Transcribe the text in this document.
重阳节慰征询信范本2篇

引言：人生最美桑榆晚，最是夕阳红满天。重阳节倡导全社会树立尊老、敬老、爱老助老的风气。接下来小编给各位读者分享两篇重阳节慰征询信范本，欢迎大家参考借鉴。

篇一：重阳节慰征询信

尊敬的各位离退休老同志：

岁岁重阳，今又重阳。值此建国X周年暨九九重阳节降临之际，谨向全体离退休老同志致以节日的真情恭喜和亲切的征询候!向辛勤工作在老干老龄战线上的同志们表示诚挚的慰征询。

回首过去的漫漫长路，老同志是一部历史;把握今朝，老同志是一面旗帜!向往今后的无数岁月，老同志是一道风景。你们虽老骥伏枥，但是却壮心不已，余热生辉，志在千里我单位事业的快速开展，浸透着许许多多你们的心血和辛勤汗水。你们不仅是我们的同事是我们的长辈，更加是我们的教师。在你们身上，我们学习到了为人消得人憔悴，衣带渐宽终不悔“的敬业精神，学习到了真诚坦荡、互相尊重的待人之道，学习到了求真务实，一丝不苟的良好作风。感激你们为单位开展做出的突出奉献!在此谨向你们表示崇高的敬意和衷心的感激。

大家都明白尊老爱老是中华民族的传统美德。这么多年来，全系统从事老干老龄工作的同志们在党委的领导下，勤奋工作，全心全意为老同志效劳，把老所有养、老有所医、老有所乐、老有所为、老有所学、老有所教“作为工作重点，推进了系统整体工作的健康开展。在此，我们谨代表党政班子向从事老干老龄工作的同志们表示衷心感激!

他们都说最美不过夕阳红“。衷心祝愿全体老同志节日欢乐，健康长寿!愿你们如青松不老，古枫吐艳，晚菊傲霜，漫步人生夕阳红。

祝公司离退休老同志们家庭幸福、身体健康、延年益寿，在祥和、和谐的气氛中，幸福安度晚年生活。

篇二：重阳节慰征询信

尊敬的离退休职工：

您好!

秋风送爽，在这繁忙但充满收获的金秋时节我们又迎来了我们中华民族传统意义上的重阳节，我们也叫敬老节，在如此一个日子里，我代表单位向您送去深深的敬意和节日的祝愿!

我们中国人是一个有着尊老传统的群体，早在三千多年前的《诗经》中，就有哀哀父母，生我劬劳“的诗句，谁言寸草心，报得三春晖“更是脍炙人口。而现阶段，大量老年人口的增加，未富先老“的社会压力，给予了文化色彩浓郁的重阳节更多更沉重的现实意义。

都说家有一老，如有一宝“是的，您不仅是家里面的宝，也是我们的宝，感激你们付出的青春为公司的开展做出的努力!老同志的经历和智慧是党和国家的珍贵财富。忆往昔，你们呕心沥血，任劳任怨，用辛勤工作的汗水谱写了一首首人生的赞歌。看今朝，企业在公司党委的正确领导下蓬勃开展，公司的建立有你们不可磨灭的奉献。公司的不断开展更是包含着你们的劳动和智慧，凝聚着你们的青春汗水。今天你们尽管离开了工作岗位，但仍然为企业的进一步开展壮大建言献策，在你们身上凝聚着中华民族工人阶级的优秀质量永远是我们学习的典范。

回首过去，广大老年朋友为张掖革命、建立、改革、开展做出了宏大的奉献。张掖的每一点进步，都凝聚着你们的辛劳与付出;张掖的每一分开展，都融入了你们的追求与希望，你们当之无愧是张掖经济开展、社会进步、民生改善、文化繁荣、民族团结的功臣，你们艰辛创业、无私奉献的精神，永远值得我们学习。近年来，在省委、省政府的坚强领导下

# # # #

What to work on — Each entry above is to be set down again in exactly the same words.

Answer to this problem —
Transcribe the text in this document.
重阳节慰征询信范本2篇

引言：人生最美桑榆晚，最是夕阳红满天。重阳节倡导全社会树立尊老、敬老、爱老助老的风气。接下来小编给各位读者分享两篇重阳节慰征询信范本，欢迎大家参考借鉴。

篇一：重阳节慰征询信

尊敬的各位离退休老同志：

岁岁重阳，今又重阳。值此建国X周年暨九九重阳节降临之际，谨向全体离退休老同志致以节日的真情恭喜和亲切的征询候!向辛勤工作在老干老龄战线上的同志们表示诚挚的慰征询。

回首过去的漫漫长路，老同志是一部历史;把握今朝，老同志是一面旗帜!向往今后的无数岁月，老同志是一道风景。你们虽老骥伏枥，但是却壮心不已，余热生辉，志在千里我单位事业的快速开展，浸透着许许多多你们的心血和辛勤汗水。你们不仅是我们的同事是我们的长辈，更加是我们的教师。在你们身上，我们学习到了为人消得人憔悴，衣带渐宽终不悔“的敬业精神，学习到了真诚坦荡、互相尊重的待人之道，学习到了求真务实，一丝不苟的良好作风。感激你们为单位开展做出的突出奉献!在此谨向你们表示崇高的敬意和衷心的感激。

大家都明白尊老爱老是中华民族的传统美德。这么多年来，全系统从事老干老龄工作的同志们在党委的领导下，勤奋工作，全心全意为老同志效劳，把老所有养、老有所医、老有所乐、老有所为、老有所学、老有所教“作为工作重点，推进了系统整体工作的健康开展。在此，我们谨代表党政班子向从事老干老龄工作的同志们表示衷心感激!

他们都说最美不过夕阳红“。衷心祝愿全体老同志节日欢乐，健康长寿!愿你们如青松不老，古枫吐艳，晚菊傲霜，漫步人生夕阳红。

祝公司离退休老同志们家庭幸福、身体健康、延年益寿，在祥和、和谐的气氛中，幸福安度晚年生活。

篇二：重阳节慰征询信

尊敬的离退休职工：

您好!

秋风送爽，在这繁忙但充满收获的金秋时节我们又迎来了我们中华民族传统意义上的重阳节，我们也叫敬老节，在如此一个日子里，我代表单位向您送去深深的敬意和节日的祝愿!

我们中国人是一个有着尊老传统的群体，早在三千多年前的《诗经》中，就有哀哀父母，生我劬劳“的诗句，谁言寸草心，报得三春晖“更是脍炙人口。而现阶段，大量老年人口的增加，未富先老“的社会压力，给予了文化色彩浓郁的重阳节更多更沉重的现实意义。

都说家有一老，如有一宝“是的，您不仅是家里面的宝，也是我们的宝，感激你们付出的青春为公司的开展做出的努力!老同志的经历和智慧是党和国家的珍贵财富。忆往昔，你们呕心沥血，任劳任怨，用辛勤工作的汗水谱写了一首首人生的赞歌。看今朝，企业在公司党委的正确领导下蓬勃开展，公司的建立有你们不可磨灭的奉献。公司的不断开展更是包含着你们的劳动和智慧，凝聚着你们的青春汗水。今天你们尽管离开了工作岗位，但仍然为企业的进一步开展壮大建言献策，在你们身上凝聚着中华民族工人阶级的优秀质量永远是我们学习的典范。

回首过去，广大老年朋友为张掖革命、建立、改革、开展做出了宏大的奉献。张掖的每一点进步，都凝聚着你们的辛劳与付出;张掖的每一分开展，都融入了你们的追求与希望，你们当之无愧是张掖经济开展、社会进步、民生改善、文化繁荣、民族团结的功臣，你们艰辛创业、无私奉献的精神，永远值得我们学习。近年来，在省委、省政府的坚强领导下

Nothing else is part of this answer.